BEGIN Data

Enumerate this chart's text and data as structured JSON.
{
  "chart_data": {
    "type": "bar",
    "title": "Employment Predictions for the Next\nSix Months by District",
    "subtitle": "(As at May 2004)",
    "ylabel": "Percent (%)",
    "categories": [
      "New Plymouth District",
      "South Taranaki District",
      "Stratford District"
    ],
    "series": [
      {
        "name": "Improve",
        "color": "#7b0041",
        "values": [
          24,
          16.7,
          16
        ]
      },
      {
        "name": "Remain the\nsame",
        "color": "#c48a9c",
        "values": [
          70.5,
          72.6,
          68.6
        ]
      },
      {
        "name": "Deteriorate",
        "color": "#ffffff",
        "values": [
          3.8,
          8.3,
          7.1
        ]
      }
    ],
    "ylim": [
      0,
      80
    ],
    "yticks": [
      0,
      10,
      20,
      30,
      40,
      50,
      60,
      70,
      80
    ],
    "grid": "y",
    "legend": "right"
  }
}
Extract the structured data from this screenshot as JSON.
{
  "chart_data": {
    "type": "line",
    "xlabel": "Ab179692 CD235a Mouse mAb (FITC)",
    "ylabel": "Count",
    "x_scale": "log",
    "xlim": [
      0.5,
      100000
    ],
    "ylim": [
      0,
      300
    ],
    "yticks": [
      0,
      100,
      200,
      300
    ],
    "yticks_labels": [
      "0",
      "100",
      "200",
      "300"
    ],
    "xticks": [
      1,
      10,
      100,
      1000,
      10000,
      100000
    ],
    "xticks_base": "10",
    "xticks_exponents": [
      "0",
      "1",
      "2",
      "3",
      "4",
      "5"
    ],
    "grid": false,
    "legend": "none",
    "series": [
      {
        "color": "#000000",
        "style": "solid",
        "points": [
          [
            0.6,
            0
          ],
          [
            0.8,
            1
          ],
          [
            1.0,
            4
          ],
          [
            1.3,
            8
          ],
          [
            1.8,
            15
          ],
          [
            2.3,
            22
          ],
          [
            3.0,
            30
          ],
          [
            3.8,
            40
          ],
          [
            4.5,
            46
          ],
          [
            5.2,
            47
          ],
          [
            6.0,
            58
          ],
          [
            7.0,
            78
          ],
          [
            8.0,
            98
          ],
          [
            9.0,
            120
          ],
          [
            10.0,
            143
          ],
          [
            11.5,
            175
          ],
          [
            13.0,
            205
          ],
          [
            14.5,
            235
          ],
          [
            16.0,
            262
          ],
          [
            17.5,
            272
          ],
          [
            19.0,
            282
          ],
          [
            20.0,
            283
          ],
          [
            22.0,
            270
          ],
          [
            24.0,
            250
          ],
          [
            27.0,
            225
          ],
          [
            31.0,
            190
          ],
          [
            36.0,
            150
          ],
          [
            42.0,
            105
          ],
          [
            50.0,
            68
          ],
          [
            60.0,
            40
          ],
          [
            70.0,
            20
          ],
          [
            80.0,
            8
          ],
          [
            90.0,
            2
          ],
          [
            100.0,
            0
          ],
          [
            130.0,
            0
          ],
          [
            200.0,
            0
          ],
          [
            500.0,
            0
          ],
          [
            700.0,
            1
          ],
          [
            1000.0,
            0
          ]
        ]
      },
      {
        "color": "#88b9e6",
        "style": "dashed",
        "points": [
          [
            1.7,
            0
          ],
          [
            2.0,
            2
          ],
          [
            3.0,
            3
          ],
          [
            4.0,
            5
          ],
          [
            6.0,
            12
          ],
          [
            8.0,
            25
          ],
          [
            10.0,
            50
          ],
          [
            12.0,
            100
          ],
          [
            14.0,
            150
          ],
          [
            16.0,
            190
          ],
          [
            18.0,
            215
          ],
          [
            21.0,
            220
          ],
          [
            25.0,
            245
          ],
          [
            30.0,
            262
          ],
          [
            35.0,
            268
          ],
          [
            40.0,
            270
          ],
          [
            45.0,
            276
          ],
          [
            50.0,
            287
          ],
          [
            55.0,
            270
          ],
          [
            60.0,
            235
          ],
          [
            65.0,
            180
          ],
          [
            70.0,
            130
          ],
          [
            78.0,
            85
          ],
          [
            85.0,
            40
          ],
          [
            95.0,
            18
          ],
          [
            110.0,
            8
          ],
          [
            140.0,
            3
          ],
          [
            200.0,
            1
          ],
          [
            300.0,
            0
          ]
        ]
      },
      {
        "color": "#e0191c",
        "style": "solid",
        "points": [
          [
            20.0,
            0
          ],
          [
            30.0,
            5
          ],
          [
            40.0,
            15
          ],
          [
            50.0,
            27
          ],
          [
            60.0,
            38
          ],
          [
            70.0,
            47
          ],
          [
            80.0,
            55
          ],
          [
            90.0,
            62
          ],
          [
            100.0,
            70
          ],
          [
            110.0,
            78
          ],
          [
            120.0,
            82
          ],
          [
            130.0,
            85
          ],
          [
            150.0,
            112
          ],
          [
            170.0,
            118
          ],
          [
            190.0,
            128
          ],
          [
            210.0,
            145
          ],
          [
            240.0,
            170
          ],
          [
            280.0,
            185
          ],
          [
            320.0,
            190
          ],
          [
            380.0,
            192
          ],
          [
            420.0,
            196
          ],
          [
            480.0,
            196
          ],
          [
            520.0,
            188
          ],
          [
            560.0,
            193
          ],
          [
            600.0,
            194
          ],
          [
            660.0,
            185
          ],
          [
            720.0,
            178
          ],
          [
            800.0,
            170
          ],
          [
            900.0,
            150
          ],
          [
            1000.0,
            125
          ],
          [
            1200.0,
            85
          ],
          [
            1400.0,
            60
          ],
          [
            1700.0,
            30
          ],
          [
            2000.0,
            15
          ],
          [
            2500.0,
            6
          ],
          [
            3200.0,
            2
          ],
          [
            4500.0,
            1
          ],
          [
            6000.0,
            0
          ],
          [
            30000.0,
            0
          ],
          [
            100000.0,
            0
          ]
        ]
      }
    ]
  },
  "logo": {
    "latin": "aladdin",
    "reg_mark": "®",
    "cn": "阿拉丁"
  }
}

END Data

**What to work on**
Which lines of the material contain the string "structured"? List each of them.

**Solution to the exercise**
Enumerate this chart's text and data as structured JSON.
Extract the structured data from this screenshot as JSON.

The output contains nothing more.